Görev =
Aşağıdaki tiyatro yazısından bir bölümü hiçbir değişiklik yapmadan geri ver. "Öte yandan şimdiden" sözlerinin geçtiği yerden başla ve "performanslara öncelik vereceğim." sözlerinden sonra dur.

Yazı =

Kasım ayında kaçırılmaması gereken dört tiyatro oyunu

Diğer

T24 Haftalık Yazarı

01 Kasım 2025

Hellolarca* diyerek yeni sezona enerjik, neşeli ve ümitli bir giriş yapalım!

Aslında Eylül’de başlamayı planlamıştık ama kabul ediyorum, biraz tembellik ettim; sezon açılışını Kasım’a sarkıttım. Ama olsun, bence her şey olacağına varır. Hem biraz gecikmiş başlangıçlar, genelde en keyifli olanlardır.

Şu sıralar kafamda dönüp duran deli sorular var: “İçinde bulunduğumuz ekonomik durum biz izleyicileri ve sanatçıları nasıl etkileyecek?”, “Klasik sahne sanatları müzelik bir hâl mi alacak?”, “Yoksa bizi heyecan verici, çağdaş yapımlar mı bekliyor?” gibi…

Sezon boyunca bu sorulara hem izlediklerimle hem de yapacağım söyleşilerle cevap arayacağım; belki de her oyunda, her sohbette bu soruların yeni bir yankısını bulacağız.

Öte yandan şimdiden söyleyeyim; bu yılki seçkilerimde alternatif, çağdaş ama kökleri sağlam klasik temellere dayanan yenilikçi tiyatro oyunlarına ve performanslara öncelik vereceğim.

Çünkü yaz boyunca birkaç yabancı tiyatro oyunu ve performans izleme fırsatım oldu, bazıları gerçekten acayip işlerdi! Ve açık konuşayım: Bizim de hiç eksiğimiz yok. İsteyince yapıyoruz hem de çok iyi yapıyoruz.

Gösterilen Veriler =
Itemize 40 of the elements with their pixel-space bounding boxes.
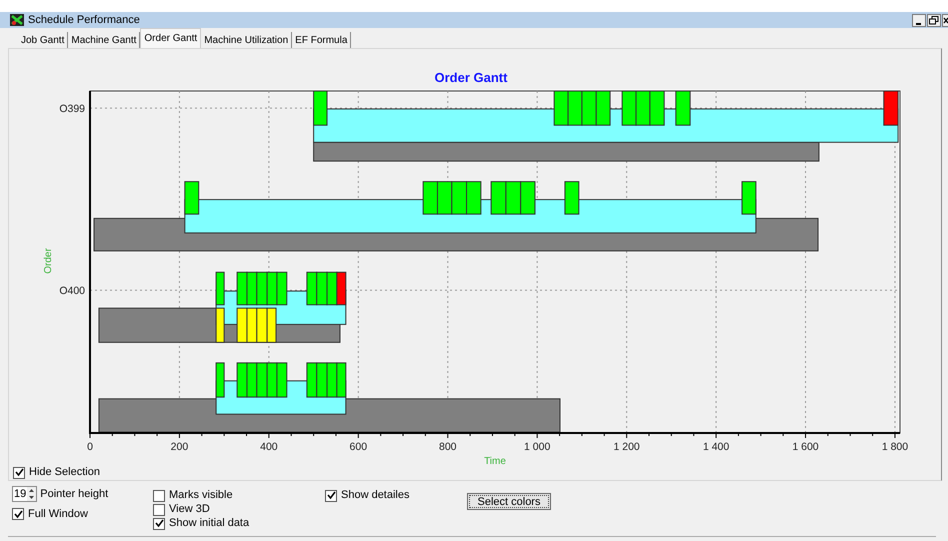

Görev Yanıtı =
Öte yandan şimdiden söyleyeyim; bu yılki seçkilerimde alternatif, çağdaş ama kökleri sağlam klasik temellere dayanan yenilikçi tiyatro oyunlarına ve performanslara öncelik vereceğim.